WRITTEN INSTRUCTION |
Output the material exactly, but drop every image it holds.

--- BEGIN ---

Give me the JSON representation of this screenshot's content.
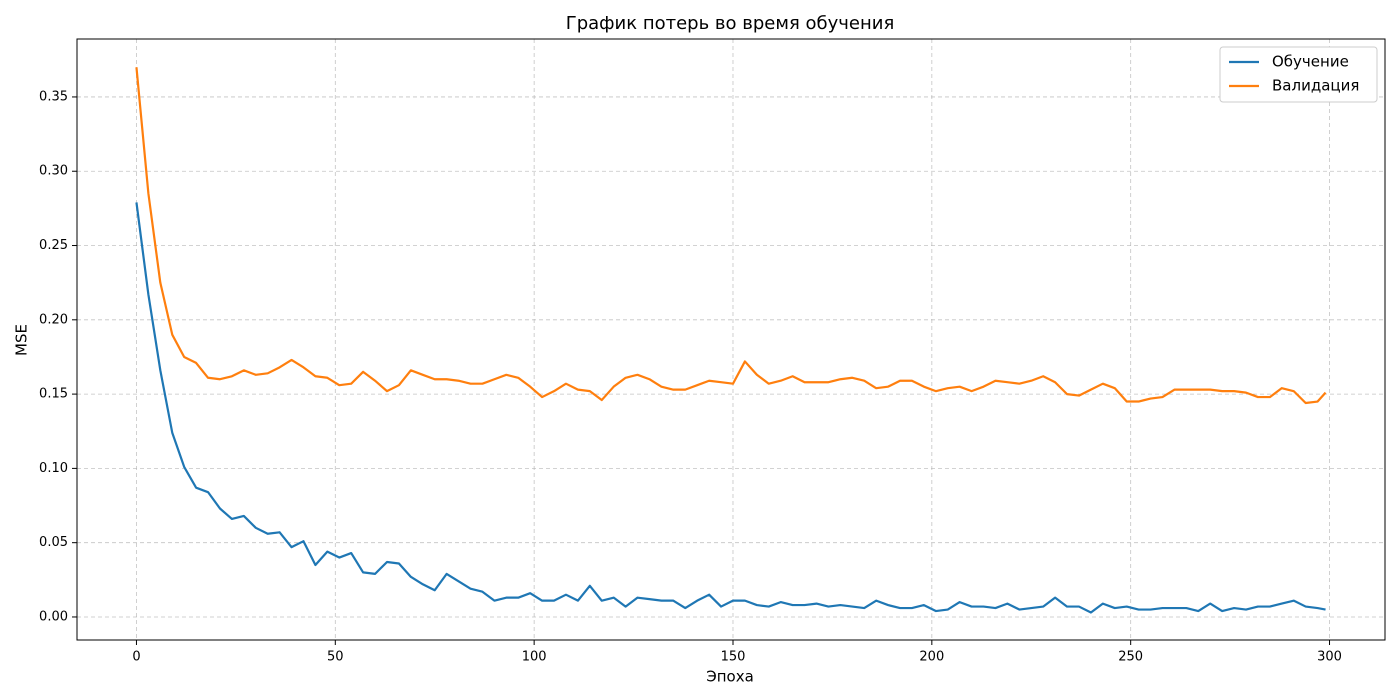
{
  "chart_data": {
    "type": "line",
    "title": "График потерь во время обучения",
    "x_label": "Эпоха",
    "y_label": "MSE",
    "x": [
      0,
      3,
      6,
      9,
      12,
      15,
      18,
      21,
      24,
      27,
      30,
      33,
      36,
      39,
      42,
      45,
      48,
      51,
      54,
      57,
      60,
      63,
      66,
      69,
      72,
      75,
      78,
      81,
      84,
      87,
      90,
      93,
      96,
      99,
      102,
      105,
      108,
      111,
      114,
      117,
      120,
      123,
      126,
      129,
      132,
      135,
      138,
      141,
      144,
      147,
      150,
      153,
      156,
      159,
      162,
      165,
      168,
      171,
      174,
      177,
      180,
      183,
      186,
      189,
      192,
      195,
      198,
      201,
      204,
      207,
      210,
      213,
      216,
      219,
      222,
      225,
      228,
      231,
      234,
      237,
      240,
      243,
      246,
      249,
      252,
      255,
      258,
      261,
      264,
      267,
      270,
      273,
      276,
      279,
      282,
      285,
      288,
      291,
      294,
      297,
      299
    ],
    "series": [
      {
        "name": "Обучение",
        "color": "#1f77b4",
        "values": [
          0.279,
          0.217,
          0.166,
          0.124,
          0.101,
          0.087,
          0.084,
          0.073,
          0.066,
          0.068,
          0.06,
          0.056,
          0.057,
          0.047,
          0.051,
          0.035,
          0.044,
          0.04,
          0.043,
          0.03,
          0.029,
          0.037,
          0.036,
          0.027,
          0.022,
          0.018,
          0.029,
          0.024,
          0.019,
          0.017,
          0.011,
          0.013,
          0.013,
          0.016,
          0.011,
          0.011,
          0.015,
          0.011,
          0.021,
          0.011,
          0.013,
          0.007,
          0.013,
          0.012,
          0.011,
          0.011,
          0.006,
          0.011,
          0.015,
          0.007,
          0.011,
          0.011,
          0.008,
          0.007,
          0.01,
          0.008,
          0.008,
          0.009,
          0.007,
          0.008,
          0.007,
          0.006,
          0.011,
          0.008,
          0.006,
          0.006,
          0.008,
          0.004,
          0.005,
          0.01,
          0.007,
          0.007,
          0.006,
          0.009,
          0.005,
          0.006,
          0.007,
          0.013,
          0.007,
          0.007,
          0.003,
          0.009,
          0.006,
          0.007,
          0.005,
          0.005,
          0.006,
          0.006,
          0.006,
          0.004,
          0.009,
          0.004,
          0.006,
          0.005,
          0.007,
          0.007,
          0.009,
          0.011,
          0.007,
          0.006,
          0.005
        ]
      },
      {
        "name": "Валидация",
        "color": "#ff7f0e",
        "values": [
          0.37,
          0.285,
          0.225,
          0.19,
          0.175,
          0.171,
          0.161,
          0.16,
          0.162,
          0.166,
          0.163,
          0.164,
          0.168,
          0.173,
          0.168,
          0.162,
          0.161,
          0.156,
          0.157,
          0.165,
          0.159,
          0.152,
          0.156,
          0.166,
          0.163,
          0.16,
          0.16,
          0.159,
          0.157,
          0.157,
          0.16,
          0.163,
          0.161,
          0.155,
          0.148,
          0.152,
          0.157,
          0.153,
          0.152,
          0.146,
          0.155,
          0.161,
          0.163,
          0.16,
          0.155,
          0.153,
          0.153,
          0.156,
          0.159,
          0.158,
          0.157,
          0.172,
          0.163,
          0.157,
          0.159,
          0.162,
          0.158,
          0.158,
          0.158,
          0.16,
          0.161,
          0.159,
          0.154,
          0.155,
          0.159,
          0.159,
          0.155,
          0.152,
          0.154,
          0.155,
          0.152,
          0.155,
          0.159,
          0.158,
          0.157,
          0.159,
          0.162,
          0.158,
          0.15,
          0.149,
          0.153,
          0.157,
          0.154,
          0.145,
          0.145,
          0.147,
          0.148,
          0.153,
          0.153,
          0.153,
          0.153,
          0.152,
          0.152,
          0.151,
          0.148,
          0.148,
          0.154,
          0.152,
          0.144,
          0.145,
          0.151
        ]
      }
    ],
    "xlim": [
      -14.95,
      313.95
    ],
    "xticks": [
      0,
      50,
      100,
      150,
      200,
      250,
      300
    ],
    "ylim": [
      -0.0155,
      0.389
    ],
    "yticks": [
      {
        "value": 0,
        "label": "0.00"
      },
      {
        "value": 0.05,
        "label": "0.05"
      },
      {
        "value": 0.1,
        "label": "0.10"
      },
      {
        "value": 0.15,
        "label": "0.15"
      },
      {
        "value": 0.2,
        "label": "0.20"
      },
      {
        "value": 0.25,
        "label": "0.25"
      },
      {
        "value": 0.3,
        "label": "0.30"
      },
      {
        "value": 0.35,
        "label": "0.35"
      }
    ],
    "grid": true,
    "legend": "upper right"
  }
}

--- END ---

COMPLETED TASK |
Give me the JSON representation of this screenshot's content.
{
  "chart_data": {
    "type": "line",
    "title": "График потерь во время обучения",
    "x_label": "Эпоха",
    "y_label": "MSE",
    "x": [
      0,
      3,
      6,
      9,
      12,
      15,
      18,
      21,
      24,
      27,
      30,
      33,
      36,
      39,
      42,
      45,
      48,
      51,
      54,
      57,
      60,
      63,
      66,
      69,
      72,
      75,
      78,
      81,
      84,
      87,
      90,
      93,
      96,
      99,
      102,
      105,
      108,
      111,
      114,
      117,
      120,
      123,
      126,
      129,
      132,
      135,
      138,
      141,
      144,
      147,
      150,
      153,
      156,
      159,
      162,
      165,
      168,
      171,
      174,
      177,
      180,
      183,
      186,
      189,
      192,
      195,
      198,
      201,
      204,
      207,
      210,
      213,
      216,
      219,
      222,
      225,
      228,
      231,
      234,
      237,
      240,
      243,
      246,
      249,
      252,
      255,
      258,
      261,
      264,
      267,
      270,
      273,
      276,
      279,
      282,
      285,
      288,
      291,
      294,
      297,
      299
    ],
    "series": [
      {
        "name": "Обучение",
        "color": "#1f77b4",
        "values": [
          0.279,
          0.217,
          0.166,
          0.124,
          0.101,
          0.087,
          0.084,
          0.073,
          0.066,
          0.068,
          0.06,
          0.056,
          0.057,
          0.047,
          0.051,
          0.035,
          0.044,
          0.04,
          0.043,
          0.03,
          0.029,
          0.037,
          0.036,
          0.027,
          0.022,
          0.018,
          0.029,
          0.024,
          0.019,
          0.017,
          0.011,
          0.013,
          0.013,
          0.016,
          0.011,
          0.011,
          0.015,
          0.011,
          0.021,
          0.011,
          0.013,
          0.007,
          0.013,
          0.012,
          0.011,
          0.011,
          0.006,
          0.011,
          0.015,
          0.007,
          0.011,
          0.011,
          0.008,
          0.007,
          0.01,
          0.008,
          0.008,
          0.009,
          0.007,
          0.008,
          0.007,
          0.006,
          0.011,
          0.008,
          0.006,
          0.006,
          0.008,
          0.004,
          0.005,
          0.01,
          0.007,
          0.007,
          0.006,
          0.009,
          0.005,
          0.006,
          0.007,
          0.013,
          0.007,
          0.007,
          0.003,
          0.009,
          0.006,
          0.007,
          0.005,
          0.005,
          0.006,
          0.006,
          0.006,
          0.004,
          0.009,
          0.004,
          0.006,
          0.005,
          0.007,
          0.007,
          0.009,
          0.011,
          0.007,
          0.006,
          0.005
        ]
      },
      {
        "name": "Валидация",
        "color": "#ff7f0e",
        "values": [
          0.37,
          0.285,
          0.225,
          0.19,
          0.175,
          0.171,
          0.161,
          0.16,
          0.162,
          0.166,
          0.163,
          0.164,
          0.168,
          0.173,
          0.168,
          0.162,
          0.161,
          0.156,
          0.157,
          0.165,
          0.159,
          0.152,
          0.156,
          0.166,
          0.163,
          0.16,
          0.16,
          0.159,
          0.157,
          0.157,
          0.16,
          0.163,
          0.161,
          0.155,
          0.148,
          0.152,
          0.157,
          0.153,
          0.152,
          0.146,
          0.155,
          0.161,
          0.163,
          0.16,
          0.155,
          0.153,
          0.153,
          0.156,
          0.159,
          0.158,
          0.157,
          0.172,
          0.163,
          0.157,
          0.159,
          0.162,
          0.158,
          0.158,
          0.158,
          0.16,
          0.161,
          0.159,
          0.154,
          0.155,
          0.159,
          0.159,
          0.155,
          0.152,
          0.154,
          0.155,
          0.152,
          0.155,
          0.159,
          0.158,
          0.157,
          0.159,
          0.162,
          0.158,
          0.15,
          0.149,
          0.153,
          0.157,
          0.154,
          0.145,
          0.145,
          0.147,
          0.148,
          0.153,
          0.153,
          0.153,
          0.153,
          0.152,
          0.152,
          0.151,
          0.148,
          0.148,
          0.154,
          0.152,
          0.144,
          0.145,
          0.151
        ]
      }
    ],
    "xlim": [
      -14.95,
      313.95
    ],
    "xticks": [
      0,
      50,
      100,
      150,
      200,
      250,
      300
    ],
    "ylim": [
      -0.0155,
      0.389
    ],
    "yticks": [
      {
        "value": 0,
        "label": "0.00"
      },
      {
        "value": 0.05,
        "label": "0.05"
      },
      {
        "value": 0.1,
        "label": "0.10"
      },
      {
        "value": 0.15,
        "label": "0.15"
      },
      {
        "value": 0.2,
        "label": "0.20"
      },
      {
        "value": 0.25,
        "label": "0.25"
      },
      {
        "value": 0.3,
        "label": "0.30"
      },
      {
        "value": 0.35,
        "label": "0.35"
      }
    ],
    "grid": true,
    "legend": "upper right"
  }
}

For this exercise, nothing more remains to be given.